[EXERCISE]
Write out each line from the data below that includes the word "arazi".

[ENTRIES SUPPLIED]
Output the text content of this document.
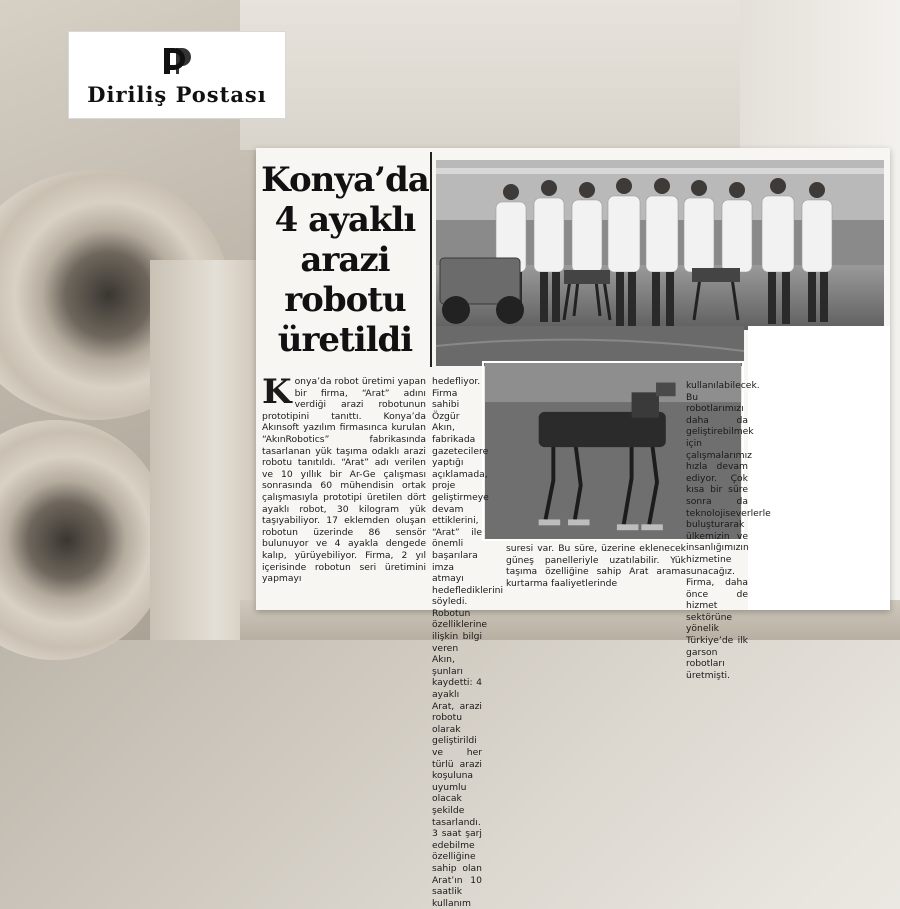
Diriliş Postası
Konya’da
4 ayaklı
arazi
robotu
üretildi
Konya’da robot üretimi yapan bir firma, “Arat” adını verdiği arazi robotunun prototipini tanıttı. Konya’da Akınsoft yazılım firmasınca kurulan “AkınRobotics” fabrikasında tasarlanan yük taşıma odaklı arazi robotu tanıtıldı. “Arat” adı verilen ve 10 yıllık bir Ar-Ge çalışması sonrasında 60 mühendisin ortak çalışmasıyla prototipi üretilen dört ayaklı robot, 30 kilogram yük taşıyabiliyor. 17 eklemden oluşan robotun üzerinde 86 sensör bulunuyor ve 4 ayakla dengede kalıp, yürüyebiliyor. Firma, 2 yıl içerisinde robotun seri üretimini yapmayı
hedefliyor. Firma sahibi Özgür Akın, fabrikada gazetecilere yaptığı açıklamada, proje geliştirmeye devam ettiklerini, “Arat” ile önemli başarılara imza atmayı hedeflediklerini söyledi. Robotun özelliklerine ilişkin bilgi veren Akın, şunları kaydetti: 4 ayaklı Arat, arazi robotu olarak geliştirildi ve her türlü arazi koşuluna uyumlu olacak şekilde tasarlandı. 3 saat şarj edebilme özelliğine sahip olan Arat’ın 10 saatlik kullanım
suresi var. Bu süre, üzerine eklenecek güneş panelleriyle uzatılabilir. Yük taşıma özelliğine sahip Arat arama kurtarma faaliyetlerinde
kullanılabilecek. Bu robotlarımızı daha da geliştirebilmek için çalışmalarımız hızla devam ediyor. Çok kısa bir süre sonra da teknolojiseverlerle buluşturarak ülkemizin ve insanlığımızın hizmetine sunacağız. Firma, daha önce de hizmet sektörüne yönelik Türkiye’de ilk garson robotları üretmişti.
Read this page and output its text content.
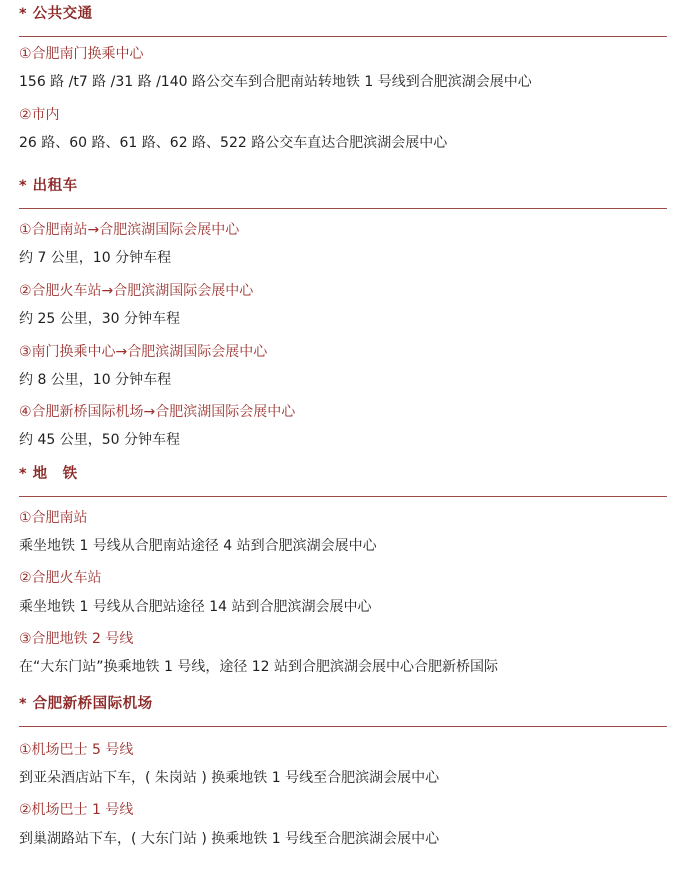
* 公共交通
①合肥南门换乘中心
156 路 /t7 路 /31 路 /140 路公交车到合肥南站转地铁 1 号线到合肥滨湖会展中心
②市内
26 路、60 路、61 路、62 路、522 路公交车直达合肥滨湖会展中心
* 出租车
①合肥南站→合肥滨湖国际会展中心
约 7 公里，10 分钟车程
②合肥火车站→合肥滨湖国际会展中心
约 25 公里，30 分钟车程
③南门换乘中心→合肥滨湖国际会展中心
约 8 公里，10 分钟车程
④合肥新桥国际机场→合肥滨湖国际会展中心
约 45 公里，50 分钟车程
* 地　铁
①合肥南站
乘坐地铁 1 号线从合肥南站途径 4 站到合肥滨湖会展中心
②合肥火车站
乘坐地铁 1 号线从合肥站途径 14 站到合肥滨湖会展中心
③合肥地铁 2 号线
在“大东门站”换乘地铁 1 号线，途径 12 站到合肥滨湖会展中心合肥新桥国际
* 合肥新桥国际机场
①机场巴士 5 号线
到亚朵酒店站下车，( 朱岗站 ) 换乘地铁 1 号线至合肥滨湖会展中心
②机场巴士 1 号线
到巢湖路站下车，( 大东门站 ) 换乘地铁 1 号线至合肥滨湖会展中心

[RESULT]
arazi
Konya’da robot üretimi yapan bir firma, “Arat” adını verdiği arazi robotunun prototipini tanıttı. Konya’da Akınsoft yazılım firmasınca kurulan “AkınRobotics” fabrikasında tasarlanan yük taşıma odaklı arazi robotu tanıtıldı. “Arat” adı verilen ve 10 yıllık bir Ar-Ge çalışması sonrasında 60 mühendisin ortak çalışmasıyla prototipi üretilen dört ayaklı robot, 30 kilogram yük taşıyabiliyor. 17 eklemden oluşan robotun üzerinde 86 sensör bulunuyor ve 4 ayakla dengede kalıp, yürüyebiliyor. Firma, 2 yıl içerisinde robotun seri üretimini yapmayı
hedefliyor. Firma sahibi Özgür Akın, fabrikada gazetecilere yaptığı açıklamada, proje geliştirmeye devam ettiklerini, “Arat” ile önemli başarılara imza atmayı hedeflediklerini söyledi. Robotun özelliklerine ilişkin bilgi veren Akın, şunları kaydetti: 4 ayaklı Arat, arazi robotu olarak geliştirildi ve her türlü arazi koşuluna uyumlu olacak şekilde tasarlandı. 3 saat şarj edebilme özelliğine sahip olan Arat’ın 10 saatlik kullanım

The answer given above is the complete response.